WORK TO COMPLETE -
From the entries below, copy every line holding the word "Sanskrit".

***** ENTRIES PROVIDED *****

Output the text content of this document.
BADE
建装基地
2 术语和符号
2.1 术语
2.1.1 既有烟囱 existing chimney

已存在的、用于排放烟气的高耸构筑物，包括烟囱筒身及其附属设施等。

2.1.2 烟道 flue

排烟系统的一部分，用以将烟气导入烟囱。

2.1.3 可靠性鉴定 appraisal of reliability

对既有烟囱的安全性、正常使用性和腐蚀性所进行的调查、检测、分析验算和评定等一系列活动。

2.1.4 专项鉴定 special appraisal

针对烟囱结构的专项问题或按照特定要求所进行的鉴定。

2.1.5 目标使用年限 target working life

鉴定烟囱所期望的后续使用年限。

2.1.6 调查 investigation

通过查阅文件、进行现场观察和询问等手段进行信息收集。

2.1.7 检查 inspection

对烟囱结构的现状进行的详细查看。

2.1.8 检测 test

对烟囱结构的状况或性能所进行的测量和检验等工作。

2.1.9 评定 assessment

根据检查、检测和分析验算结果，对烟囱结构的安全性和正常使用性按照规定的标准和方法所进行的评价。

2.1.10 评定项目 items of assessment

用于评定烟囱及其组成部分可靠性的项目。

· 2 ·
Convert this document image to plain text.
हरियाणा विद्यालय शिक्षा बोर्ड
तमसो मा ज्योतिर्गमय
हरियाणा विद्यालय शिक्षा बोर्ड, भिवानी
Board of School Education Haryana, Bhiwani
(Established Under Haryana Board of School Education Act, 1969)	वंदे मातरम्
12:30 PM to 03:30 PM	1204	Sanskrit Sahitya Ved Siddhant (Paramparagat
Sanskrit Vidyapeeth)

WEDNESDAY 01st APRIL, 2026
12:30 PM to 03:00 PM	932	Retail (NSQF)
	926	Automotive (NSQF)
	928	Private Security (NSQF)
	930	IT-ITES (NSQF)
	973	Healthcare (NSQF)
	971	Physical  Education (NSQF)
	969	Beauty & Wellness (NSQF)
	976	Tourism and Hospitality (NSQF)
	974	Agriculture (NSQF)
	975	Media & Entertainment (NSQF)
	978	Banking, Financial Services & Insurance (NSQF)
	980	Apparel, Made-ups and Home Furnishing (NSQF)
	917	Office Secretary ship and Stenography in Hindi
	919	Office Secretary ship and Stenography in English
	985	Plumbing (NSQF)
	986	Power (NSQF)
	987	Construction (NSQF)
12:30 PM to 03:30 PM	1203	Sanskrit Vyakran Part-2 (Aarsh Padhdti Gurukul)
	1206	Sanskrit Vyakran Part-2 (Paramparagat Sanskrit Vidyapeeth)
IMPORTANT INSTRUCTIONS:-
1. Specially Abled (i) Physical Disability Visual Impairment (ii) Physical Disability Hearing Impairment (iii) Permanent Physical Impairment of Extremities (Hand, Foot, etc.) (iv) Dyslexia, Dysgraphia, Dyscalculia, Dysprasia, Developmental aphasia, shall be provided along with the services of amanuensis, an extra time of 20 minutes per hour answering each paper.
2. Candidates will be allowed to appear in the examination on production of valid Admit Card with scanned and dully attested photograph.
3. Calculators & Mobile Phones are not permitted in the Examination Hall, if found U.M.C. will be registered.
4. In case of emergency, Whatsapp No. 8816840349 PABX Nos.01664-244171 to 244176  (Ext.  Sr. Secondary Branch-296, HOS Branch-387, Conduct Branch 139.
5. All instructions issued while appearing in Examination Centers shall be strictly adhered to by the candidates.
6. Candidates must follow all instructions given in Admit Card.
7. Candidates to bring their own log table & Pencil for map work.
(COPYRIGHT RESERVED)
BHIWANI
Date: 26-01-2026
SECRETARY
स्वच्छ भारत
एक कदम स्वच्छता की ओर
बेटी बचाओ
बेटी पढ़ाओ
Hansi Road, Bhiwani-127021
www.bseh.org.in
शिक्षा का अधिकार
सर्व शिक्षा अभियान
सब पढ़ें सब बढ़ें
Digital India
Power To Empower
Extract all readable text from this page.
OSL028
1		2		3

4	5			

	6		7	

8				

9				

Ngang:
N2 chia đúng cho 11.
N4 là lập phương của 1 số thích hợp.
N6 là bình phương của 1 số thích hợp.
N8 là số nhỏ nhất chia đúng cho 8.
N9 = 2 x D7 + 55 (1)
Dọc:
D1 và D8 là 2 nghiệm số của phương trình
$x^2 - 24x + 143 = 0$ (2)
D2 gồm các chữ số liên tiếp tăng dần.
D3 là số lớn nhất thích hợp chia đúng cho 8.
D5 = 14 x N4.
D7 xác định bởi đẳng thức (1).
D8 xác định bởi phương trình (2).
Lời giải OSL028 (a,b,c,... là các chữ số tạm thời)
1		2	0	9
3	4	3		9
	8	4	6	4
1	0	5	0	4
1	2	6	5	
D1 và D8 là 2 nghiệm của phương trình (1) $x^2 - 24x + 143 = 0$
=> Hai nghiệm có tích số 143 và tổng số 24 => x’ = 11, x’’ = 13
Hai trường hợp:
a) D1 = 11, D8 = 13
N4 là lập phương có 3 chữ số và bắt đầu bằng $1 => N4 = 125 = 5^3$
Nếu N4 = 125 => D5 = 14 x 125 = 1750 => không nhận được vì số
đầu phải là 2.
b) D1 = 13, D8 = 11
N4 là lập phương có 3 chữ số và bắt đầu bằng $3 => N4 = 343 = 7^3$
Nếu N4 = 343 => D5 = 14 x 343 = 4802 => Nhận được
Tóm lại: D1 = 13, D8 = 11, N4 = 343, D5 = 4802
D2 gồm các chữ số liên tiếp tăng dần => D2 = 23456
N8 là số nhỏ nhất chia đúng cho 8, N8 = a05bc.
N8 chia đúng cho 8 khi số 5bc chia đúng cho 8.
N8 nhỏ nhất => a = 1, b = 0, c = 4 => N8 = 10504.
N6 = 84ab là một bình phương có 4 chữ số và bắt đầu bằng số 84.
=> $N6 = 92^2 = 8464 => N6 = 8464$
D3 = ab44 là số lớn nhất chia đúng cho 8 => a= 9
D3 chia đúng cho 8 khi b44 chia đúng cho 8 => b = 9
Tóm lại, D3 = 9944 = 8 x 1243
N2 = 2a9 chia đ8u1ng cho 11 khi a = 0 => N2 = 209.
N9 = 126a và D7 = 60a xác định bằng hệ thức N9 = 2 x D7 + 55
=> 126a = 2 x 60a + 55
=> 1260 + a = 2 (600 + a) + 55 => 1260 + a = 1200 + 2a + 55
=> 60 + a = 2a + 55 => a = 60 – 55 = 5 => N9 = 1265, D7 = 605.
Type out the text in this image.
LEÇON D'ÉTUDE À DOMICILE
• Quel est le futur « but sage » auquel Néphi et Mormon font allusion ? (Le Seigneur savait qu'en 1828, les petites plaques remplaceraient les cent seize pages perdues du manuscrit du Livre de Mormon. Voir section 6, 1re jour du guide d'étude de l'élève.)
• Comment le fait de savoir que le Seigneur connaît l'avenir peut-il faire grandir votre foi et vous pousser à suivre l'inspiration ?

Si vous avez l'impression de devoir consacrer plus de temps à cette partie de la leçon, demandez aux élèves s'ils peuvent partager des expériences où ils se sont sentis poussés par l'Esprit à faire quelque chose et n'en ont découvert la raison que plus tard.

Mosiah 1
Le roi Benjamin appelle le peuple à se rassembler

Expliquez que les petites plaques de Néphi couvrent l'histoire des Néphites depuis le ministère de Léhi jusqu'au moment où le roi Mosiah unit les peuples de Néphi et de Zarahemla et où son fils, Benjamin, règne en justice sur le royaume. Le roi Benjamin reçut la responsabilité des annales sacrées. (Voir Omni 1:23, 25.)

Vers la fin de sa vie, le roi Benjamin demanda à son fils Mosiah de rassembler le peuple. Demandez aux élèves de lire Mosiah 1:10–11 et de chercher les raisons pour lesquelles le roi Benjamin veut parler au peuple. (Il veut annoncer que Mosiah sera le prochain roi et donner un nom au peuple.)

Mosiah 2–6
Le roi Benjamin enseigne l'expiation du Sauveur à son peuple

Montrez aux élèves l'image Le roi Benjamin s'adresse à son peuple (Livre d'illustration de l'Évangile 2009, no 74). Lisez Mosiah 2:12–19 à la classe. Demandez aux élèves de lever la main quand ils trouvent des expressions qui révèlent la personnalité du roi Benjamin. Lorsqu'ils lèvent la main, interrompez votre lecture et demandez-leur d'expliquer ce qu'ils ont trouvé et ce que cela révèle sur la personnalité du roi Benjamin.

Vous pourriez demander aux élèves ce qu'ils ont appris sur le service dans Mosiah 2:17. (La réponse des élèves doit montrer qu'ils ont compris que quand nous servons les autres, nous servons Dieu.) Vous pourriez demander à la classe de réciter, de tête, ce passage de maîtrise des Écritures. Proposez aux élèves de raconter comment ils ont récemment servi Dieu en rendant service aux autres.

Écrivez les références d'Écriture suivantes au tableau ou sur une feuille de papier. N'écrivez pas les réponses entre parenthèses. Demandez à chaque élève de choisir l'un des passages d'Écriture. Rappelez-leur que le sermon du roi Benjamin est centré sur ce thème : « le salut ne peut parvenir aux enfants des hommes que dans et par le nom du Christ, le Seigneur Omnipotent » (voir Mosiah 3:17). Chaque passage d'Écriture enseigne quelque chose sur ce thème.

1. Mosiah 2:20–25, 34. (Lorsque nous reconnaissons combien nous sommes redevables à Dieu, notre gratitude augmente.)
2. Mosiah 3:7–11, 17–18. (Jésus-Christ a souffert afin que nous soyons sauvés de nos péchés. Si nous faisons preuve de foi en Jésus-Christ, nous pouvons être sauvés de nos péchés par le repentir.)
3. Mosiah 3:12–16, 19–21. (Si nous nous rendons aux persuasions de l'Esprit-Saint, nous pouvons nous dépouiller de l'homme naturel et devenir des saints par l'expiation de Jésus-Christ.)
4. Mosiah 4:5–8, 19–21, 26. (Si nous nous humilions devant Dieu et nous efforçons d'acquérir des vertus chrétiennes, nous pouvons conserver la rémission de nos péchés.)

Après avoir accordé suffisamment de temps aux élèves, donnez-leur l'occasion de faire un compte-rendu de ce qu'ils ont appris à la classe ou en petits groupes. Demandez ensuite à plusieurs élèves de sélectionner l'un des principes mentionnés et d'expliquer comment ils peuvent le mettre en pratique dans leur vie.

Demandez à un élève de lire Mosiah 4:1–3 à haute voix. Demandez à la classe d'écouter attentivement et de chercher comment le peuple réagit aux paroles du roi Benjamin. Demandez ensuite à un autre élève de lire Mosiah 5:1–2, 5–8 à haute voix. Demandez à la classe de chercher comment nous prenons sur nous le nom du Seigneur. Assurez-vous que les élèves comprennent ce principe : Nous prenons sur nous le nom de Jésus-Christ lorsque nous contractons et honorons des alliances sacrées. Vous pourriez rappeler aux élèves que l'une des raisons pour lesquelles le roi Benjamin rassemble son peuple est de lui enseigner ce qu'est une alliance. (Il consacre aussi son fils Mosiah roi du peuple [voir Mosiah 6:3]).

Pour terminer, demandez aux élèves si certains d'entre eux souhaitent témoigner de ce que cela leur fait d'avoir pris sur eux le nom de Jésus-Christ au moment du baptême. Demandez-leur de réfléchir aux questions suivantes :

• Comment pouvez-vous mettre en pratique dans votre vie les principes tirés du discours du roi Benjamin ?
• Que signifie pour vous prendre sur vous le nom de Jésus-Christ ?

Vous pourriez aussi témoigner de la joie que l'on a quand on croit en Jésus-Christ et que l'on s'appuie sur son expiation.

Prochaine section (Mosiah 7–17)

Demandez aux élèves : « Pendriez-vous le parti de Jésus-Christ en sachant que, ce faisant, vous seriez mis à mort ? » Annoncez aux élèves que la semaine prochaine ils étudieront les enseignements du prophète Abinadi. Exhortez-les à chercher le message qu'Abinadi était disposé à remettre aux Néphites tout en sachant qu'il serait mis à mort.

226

*****

FINISHED ANSWER -
12:30 PM to 03:30 PM	1204	Sanskrit Sahitya Ved Siddhant (Paramparagat
Sanskrit Vidyapeeth)
12:30 PM to 03:30 PM	1203	Sanskrit Vyakran Part-2 (Aarsh Padhdti Gurukul)
	1206	Sanskrit Vyakran Part-2 (Paramparagat Sanskrit Vidyapeeth)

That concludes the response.